WORK TO COMPLETE » Your task is to transcribe all the entries exactly, excluding pictures.

··········

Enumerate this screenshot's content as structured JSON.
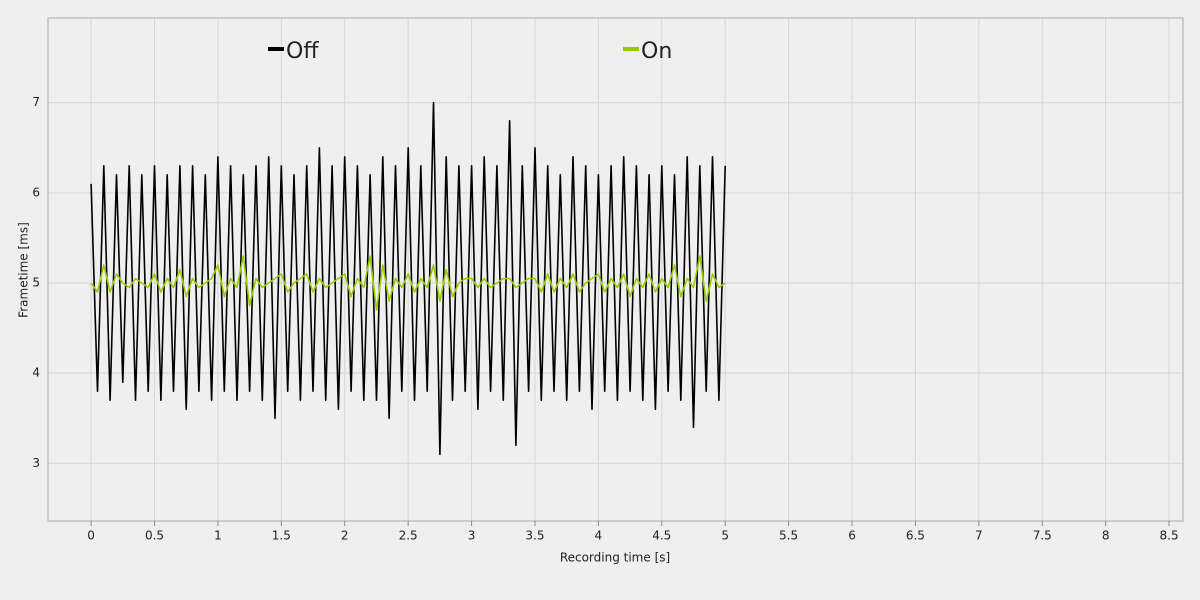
{
  "chart_data": {
    "type": "line",
    "xlabel": "Recording time [s]",
    "ylabel": "Frametime [ms]",
    "x": [
      0,
      0.05,
      0.1,
      0.15,
      0.2,
      0.25,
      0.3,
      0.35,
      0.4,
      0.45,
      0.5,
      0.55,
      0.6,
      0.65,
      0.7,
      0.75,
      0.8,
      0.85,
      0.9,
      0.95,
      1,
      1.05,
      1.1,
      1.15,
      1.2,
      1.25,
      1.3,
      1.35,
      1.4,
      1.45,
      1.5,
      1.55,
      1.6,
      1.65,
      1.7,
      1.75,
      1.8,
      1.85,
      1.9,
      1.95,
      2,
      2.05,
      2.1,
      2.15,
      2.2,
      2.25,
      2.3,
      2.35,
      2.4,
      2.45,
      2.5,
      2.55,
      2.6,
      2.65,
      2.7,
      2.75,
      2.8,
      2.85,
      2.9,
      2.95,
      3,
      3.05,
      3.1,
      3.15,
      3.2,
      3.25,
      3.3,
      3.35,
      3.4,
      3.45,
      3.5,
      3.55,
      3.6,
      3.65,
      3.7,
      3.75,
      3.8,
      3.85,
      3.9,
      3.95,
      4,
      4.05,
      4.1,
      4.15,
      4.2,
      4.25,
      4.3,
      4.35,
      4.4,
      4.45,
      4.5,
      4.55,
      4.6,
      4.65,
      4.7,
      4.75,
      4.8,
      4.85,
      4.9,
      4.95,
      5
    ],
    "series": [
      {
        "name": "Off",
        "color": "#000000",
        "values": [
          6.1,
          3.8,
          6.3,
          3.7,
          6.2,
          3.9,
          6.3,
          3.7,
          6.2,
          3.8,
          6.3,
          3.7,
          6.2,
          3.8,
          6.3,
          3.6,
          6.3,
          3.8,
          6.2,
          3.7,
          6.4,
          3.8,
          6.3,
          3.7,
          6.2,
          3.8,
          6.3,
          3.7,
          6.4,
          3.5,
          6.3,
          3.8,
          6.2,
          3.7,
          6.3,
          3.8,
          6.5,
          3.7,
          6.3,
          3.6,
          6.4,
          3.8,
          6.3,
          3.7,
          6.2,
          3.7,
          6.4,
          3.5,
          6.3,
          3.8,
          6.5,
          3.7,
          6.3,
          3.8,
          7.0,
          3.1,
          6.4,
          3.7,
          6.3,
          3.8,
          6.3,
          3.6,
          6.4,
          3.8,
          6.3,
          3.7,
          6.8,
          3.2,
          6.3,
          3.8,
          6.5,
          3.7,
          6.3,
          3.8,
          6.2,
          3.7,
          6.4,
          3.8,
          6.3,
          3.6,
          6.2,
          3.8,
          6.3,
          3.7,
          6.4,
          3.8,
          6.3,
          3.7,
          6.2,
          3.6,
          6.3,
          3.8,
          6.2,
          3.7,
          6.4,
          3.4,
          6.3,
          3.8,
          6.4,
          3.7,
          6.3
        ]
      },
      {
        "name": "On",
        "color": "#99cc00",
        "values": [
          5.0,
          4.9,
          5.2,
          4.9,
          5.1,
          5.0,
          4.95,
          5.05,
          5.0,
          4.95,
          5.1,
          4.9,
          5.05,
          4.95,
          5.15,
          4.85,
          5.05,
          4.95,
          5.0,
          5.05,
          5.2,
          4.85,
          5.05,
          4.95,
          5.3,
          4.75,
          5.05,
          4.95,
          5.0,
          5.05,
          5.1,
          4.9,
          5.0,
          5.05,
          5.1,
          4.9,
          5.05,
          4.95,
          5.0,
          5.05,
          5.1,
          4.85,
          5.05,
          4.95,
          5.3,
          4.7,
          5.2,
          4.8,
          5.05,
          4.95,
          5.1,
          4.9,
          5.05,
          4.95,
          5.2,
          4.8,
          5.15,
          4.85,
          5.0,
          5.05,
          5.05,
          4.95,
          5.05,
          4.95,
          5.0,
          5.05,
          5.05,
          4.95,
          5.0,
          5.05,
          5.05,
          4.9,
          5.1,
          4.9,
          5.05,
          4.95,
          5.1,
          4.9,
          5.0,
          5.05,
          5.1,
          4.9,
          5.05,
          4.95,
          5.1,
          4.85,
          5.05,
          4.95,
          5.1,
          4.9,
          5.05,
          4.95,
          5.2,
          4.85,
          5.05,
          4.95,
          5.3,
          4.8,
          5.1,
          4.95,
          5.0
        ]
      }
    ],
    "xlim": [
      -0.34,
      8.61
    ],
    "ylim": [
      2.36,
      7.94
    ],
    "xticks": [
      0,
      0.5,
      1,
      1.5,
      2,
      2.5,
      3,
      3.5,
      4,
      4.5,
      5,
      5.5,
      6,
      6.5,
      7,
      7.5,
      8,
      8.5
    ],
    "yticks": [
      3,
      4,
      5,
      6,
      7
    ],
    "grid": true,
    "legend": "top"
  }
}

··········

IN RESPONSE »
Enumerate this screenshot's content as structured JSON.
{
  "chart_data": {
    "type": "line",
    "xlabel": "Recording time [s]",
    "ylabel": "Frametime [ms]",
    "x": [
      0,
      0.05,
      0.1,
      0.15,
      0.2,
      0.25,
      0.3,
      0.35,
      0.4,
      0.45,
      0.5,
      0.55,
      0.6,
      0.65,
      0.7,
      0.75,
      0.8,
      0.85,
      0.9,
      0.95,
      1,
      1.05,
      1.1,
      1.15,
      1.2,
      1.25,
      1.3,
      1.35,
      1.4,
      1.45,
      1.5,
      1.55,
      1.6,
      1.65,
      1.7,
      1.75,
      1.8,
      1.85,
      1.9,
      1.95,
      2,
      2.05,
      2.1,
      2.15,
      2.2,
      2.25,
      2.3,
      2.35,
      2.4,
      2.45,
      2.5,
      2.55,
      2.6,
      2.65,
      2.7,
      2.75,
      2.8,
      2.85,
      2.9,
      2.95,
      3,
      3.05,
      3.1,
      3.15,
      3.2,
      3.25,
      3.3,
      3.35,
      3.4,
      3.45,
      3.5,
      3.55,
      3.6,
      3.65,
      3.7,
      3.75,
      3.8,
      3.85,
      3.9,
      3.95,
      4,
      4.05,
      4.1,
      4.15,
      4.2,
      4.25,
      4.3,
      4.35,
      4.4,
      4.45,
      4.5,
      4.55,
      4.6,
      4.65,
      4.7,
      4.75,
      4.8,
      4.85,
      4.9,
      4.95,
      5
    ],
    "series": [
      {
        "name": "Off",
        "color": "#000000",
        "values": [
          6.1,
          3.8,
          6.3,
          3.7,
          6.2,
          3.9,
          6.3,
          3.7,
          6.2,
          3.8,
          6.3,
          3.7,
          6.2,
          3.8,
          6.3,
          3.6,
          6.3,
          3.8,
          6.2,
          3.7,
          6.4,
          3.8,
          6.3,
          3.7,
          6.2,
          3.8,
          6.3,
          3.7,
          6.4,
          3.5,
          6.3,
          3.8,
          6.2,
          3.7,
          6.3,
          3.8,
          6.5,
          3.7,
          6.3,
          3.6,
          6.4,
          3.8,
          6.3,
          3.7,
          6.2,
          3.7,
          6.4,
          3.5,
          6.3,
          3.8,
          6.5,
          3.7,
          6.3,
          3.8,
          7.0,
          3.1,
          6.4,
          3.7,
          6.3,
          3.8,
          6.3,
          3.6,
          6.4,
          3.8,
          6.3,
          3.7,
          6.8,
          3.2,
          6.3,
          3.8,
          6.5,
          3.7,
          6.3,
          3.8,
          6.2,
          3.7,
          6.4,
          3.8,
          6.3,
          3.6,
          6.2,
          3.8,
          6.3,
          3.7,
          6.4,
          3.8,
          6.3,
          3.7,
          6.2,
          3.6,
          6.3,
          3.8,
          6.2,
          3.7,
          6.4,
          3.4,
          6.3,
          3.8,
          6.4,
          3.7,
          6.3
        ]
      },
      {
        "name": "On",
        "color": "#99cc00",
        "values": [
          5.0,
          4.9,
          5.2,
          4.9,
          5.1,
          5.0,
          4.95,
          5.05,
          5.0,
          4.95,
          5.1,
          4.9,
          5.05,
          4.95,
          5.15,
          4.85,
          5.05,
          4.95,
          5.0,
          5.05,
          5.2,
          4.85,
          5.05,
          4.95,
          5.3,
          4.75,
          5.05,
          4.95,
          5.0,
          5.05,
          5.1,
          4.9,
          5.0,
          5.05,
          5.1,
          4.9,
          5.05,
          4.95,
          5.0,
          5.05,
          5.1,
          4.85,
          5.05,
          4.95,
          5.3,
          4.7,
          5.2,
          4.8,
          5.05,
          4.95,
          5.1,
          4.9,
          5.05,
          4.95,
          5.2,
          4.8,
          5.15,
          4.85,
          5.0,
          5.05,
          5.05,
          4.95,
          5.05,
          4.95,
          5.0,
          5.05,
          5.05,
          4.95,
          5.0,
          5.05,
          5.05,
          4.9,
          5.1,
          4.9,
          5.05,
          4.95,
          5.1,
          4.9,
          5.0,
          5.05,
          5.1,
          4.9,
          5.05,
          4.95,
          5.1,
          4.85,
          5.05,
          4.95,
          5.1,
          4.9,
          5.05,
          4.95,
          5.2,
          4.85,
          5.05,
          4.95,
          5.3,
          4.8,
          5.1,
          4.95,
          5.0
        ]
      }
    ],
    "xlim": [
      -0.34,
      8.61
    ],
    "ylim": [
      2.36,
      7.94
    ],
    "xticks": [
      0,
      0.5,
      1,
      1.5,
      2,
      2.5,
      3,
      3.5,
      4,
      4.5,
      5,
      5.5,
      6,
      6.5,
      7,
      7.5,
      8,
      8.5
    ],
    "yticks": [
      3,
      4,
      5,
      6,
      7
    ],
    "grid": true,
    "legend": "top"
  }
}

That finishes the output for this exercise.